Football’s lawmakers are under increasing pressure to allow Video Assistant Referee (VAR) communications to be broadcast in stadiums, to save the controversial technology from ruining the sport. Federations from around the world are pushing the International Football Association Board to change their laws which forbid discussions between officials being heard by spectators at home or in the ground.

The Australian FA (FFA), whose A-League were the first to adopt the technology in 2017, have even submitted a three-stage plan to help the reluctant IFAB ease in the change “with the man at the forefront of the proposal adamant it will become the future of VAR”.

MLS in the United States, which was one of the first leagues to use VAR led by former Premier League official Howard Webb, are also understood to be pushing for the change – not only the broadcasting of discussions, but also the possibility of the referee announcing the outcome of a review over the stadium PA system.

The Dutch and German FAs are also understood to be keen for change as VAR problems continue to plague leagues across Europe, even in competitions that have had the technology for some time.

Broadcasting reviews also formed a key part of a four-point plan to save VAR, with supporters in Premier League stadiums left in the dark as referees spend up to four minutes deliberating reviews.

Premier League chairmen met referees chief Mike Riley last week in a fractious four-and-a-half hour discussion over VAR’s tempestuous introduction, with the measly result of a promise to add information to the captions shown on the big screen to explain what the review is looking for, starting next month. The Premier League are keen to stress, however, their hands are tied due to IFAB’s protocols.

IFAB had been reluctant to change their belief that broadcasting communications would place officials under increased pressure. But they have softened to the idea as it becomes clear that something needs to give.

“I have no doubt eventually VAR discussions will be broadcast,” said Ben Wilson, the former FFA head of referees who originally proposed the idea to IFAB. “That is the biggest thing that can revolutionise the technology. It will change everything. It will give spectators an understanding of why they have come to that decision. That will be the future of the VAR.”

Wilson, who resigned from his position with the FFA in August after seven years in charge of their referees, proposed his three-stage plan to IFAB in the summer.

Initially, broadcasters would be able to tune into the VAR communications and relay that information to their viewers. The second phase would be for the discussions during a review to be heard on TV. The final stage would be to broadcast that discussion in the stadium.

> **Record set**
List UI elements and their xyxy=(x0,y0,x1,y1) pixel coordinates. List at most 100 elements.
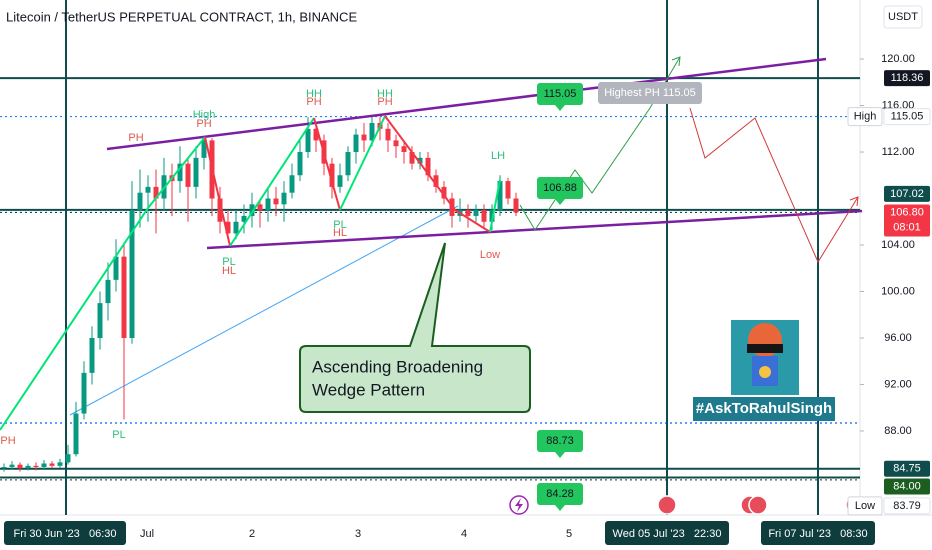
candle-body xyxy=(1,466,7,469)
x-tick-label: Wed 05 Jul '23 22:30 xyxy=(613,528,722,540)
pivot-label: Low xyxy=(480,249,500,261)
candle-body xyxy=(17,464,23,469)
y-tick-label: 88.00 xyxy=(884,425,912,437)
candle-body xyxy=(369,122,375,141)
arrow-head xyxy=(849,196,859,207)
price-label-box xyxy=(884,478,930,495)
x-label-box xyxy=(761,521,875,545)
price-box-label: 115.05 xyxy=(544,88,577,100)
candle-body xyxy=(329,163,335,187)
price-label: 115.05 xyxy=(891,110,924,122)
pivot-label: PH xyxy=(0,435,15,447)
price-label-box xyxy=(884,460,930,477)
price-box-pointer xyxy=(555,199,565,205)
candle-body xyxy=(57,462,63,466)
price-box-pointer xyxy=(555,505,565,511)
x-tick-label: Jul xyxy=(140,528,154,540)
y-tick-label: 120.00 xyxy=(881,53,915,65)
zigzag-down xyxy=(204,136,231,247)
price-tag: Low xyxy=(855,500,875,512)
candle-body xyxy=(441,186,447,199)
x-tick-label: 4 xyxy=(461,528,467,540)
zigzag-up xyxy=(0,136,206,431)
chart-title: Litecoin / TetherUS PERPETUAL CONTRACT, … xyxy=(6,9,357,24)
price-box-label: 84.28 xyxy=(546,488,574,500)
candle-body xyxy=(473,210,479,216)
price-label: 84.75 xyxy=(893,463,921,475)
pivot-label: PH xyxy=(196,118,211,130)
candle-body xyxy=(401,146,407,153)
pivot-label: PH xyxy=(306,96,321,108)
candle-body xyxy=(129,210,135,338)
price-label-box xyxy=(884,185,930,202)
pivot-label: HH xyxy=(306,88,322,100)
price-label: 118.36 xyxy=(891,72,924,84)
highest-label-box xyxy=(598,82,702,104)
y-tick-label: 112.00 xyxy=(882,146,915,158)
candle-body xyxy=(337,175,343,187)
candle-body xyxy=(233,221,239,234)
candle-body xyxy=(97,303,103,338)
price-label: 84.00 xyxy=(893,480,921,492)
zigzag-down xyxy=(313,117,341,211)
candle-body xyxy=(121,256,127,338)
currency-box xyxy=(883,5,923,29)
price-box xyxy=(537,430,583,452)
candle-body xyxy=(433,175,439,187)
price-label-box xyxy=(883,108,931,126)
candle-body xyxy=(425,157,431,176)
arrow-head xyxy=(671,56,681,67)
candle-body xyxy=(305,128,311,153)
price-tag-box xyxy=(847,496,883,516)
candle-body xyxy=(33,465,39,467)
pivot-label: HL xyxy=(333,227,347,239)
candle-body xyxy=(201,140,207,158)
pivot-label: PL xyxy=(222,256,235,268)
candle-body xyxy=(417,157,423,164)
x-tick-label: 3 xyxy=(355,528,361,540)
candle-body xyxy=(145,186,151,193)
candle-body xyxy=(385,128,391,141)
price-countdown: 08:01 xyxy=(893,221,921,233)
price-tag: High xyxy=(854,110,877,122)
price-box-pointer xyxy=(555,452,565,458)
price-box-label: 88.73 xyxy=(546,435,574,447)
candle-body xyxy=(65,454,71,463)
candle-body xyxy=(345,152,351,176)
candle-body xyxy=(113,256,119,280)
price-label-box xyxy=(883,497,931,515)
price-box xyxy=(537,177,583,199)
x-tick-label: Fri 30 Jun '23 06:30 xyxy=(14,528,117,540)
y-tick-label: 92.00 xyxy=(884,378,912,390)
avatar xyxy=(731,320,799,395)
price-label-box xyxy=(884,70,930,87)
candle-body xyxy=(297,152,303,176)
candle-body xyxy=(193,157,199,187)
candle-body xyxy=(489,210,495,222)
candle-body xyxy=(9,464,15,467)
candle-body xyxy=(249,204,255,216)
zigzag-down xyxy=(384,115,491,233)
price-label: 106.80 xyxy=(890,206,924,218)
candle-body xyxy=(497,181,503,211)
candle-body xyxy=(105,279,111,304)
x-label-box xyxy=(605,521,729,545)
pivot-label: LH xyxy=(491,150,505,162)
candle-body xyxy=(241,215,247,222)
candle-body xyxy=(185,163,191,187)
y-tick-label: 100.00 xyxy=(881,285,915,297)
price-label: 83.79 xyxy=(893,500,921,512)
trend-line xyxy=(69,205,459,416)
candle-body xyxy=(481,210,487,222)
candle-body xyxy=(513,198,519,213)
price-label: 107.02 xyxy=(890,188,924,200)
candle-body xyxy=(177,163,183,182)
candle-body xyxy=(393,140,399,147)
pivot-label: HL xyxy=(222,265,236,277)
candle-body xyxy=(153,186,159,199)
price-label-box xyxy=(884,204,930,237)
candle-body xyxy=(265,198,271,211)
projection-down xyxy=(689,107,859,264)
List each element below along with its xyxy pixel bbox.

> **Stated problem 1**
Write out the part of the VAR article starting with "The Australian FA" and going on through "stadium PA system.".
> **Stated problem 2**
Name every person the VAR article mentions by name.
Please rely only on the VAR article for everything here.

> **Task solution 1**
The Australian FA (FFA), whose A-League were the first to adopt the technology in 2017, have even submitted a three-stage plan to help the reluctant IFAB ease in the change “with the man at the forefront of the proposal adamant it will become the future of VAR”.

MLS in the United States, which was one of the first leagues to use VAR led by former Premier League official Howard Webb, are also understood to be pushing for the change – not only the broadcasting of discussions, but also the possibility of the referee announcing the outcome of a review over the stadium PA system.

> **Task solution 2**
Howard Webb
Mike Riley
Ben Wilson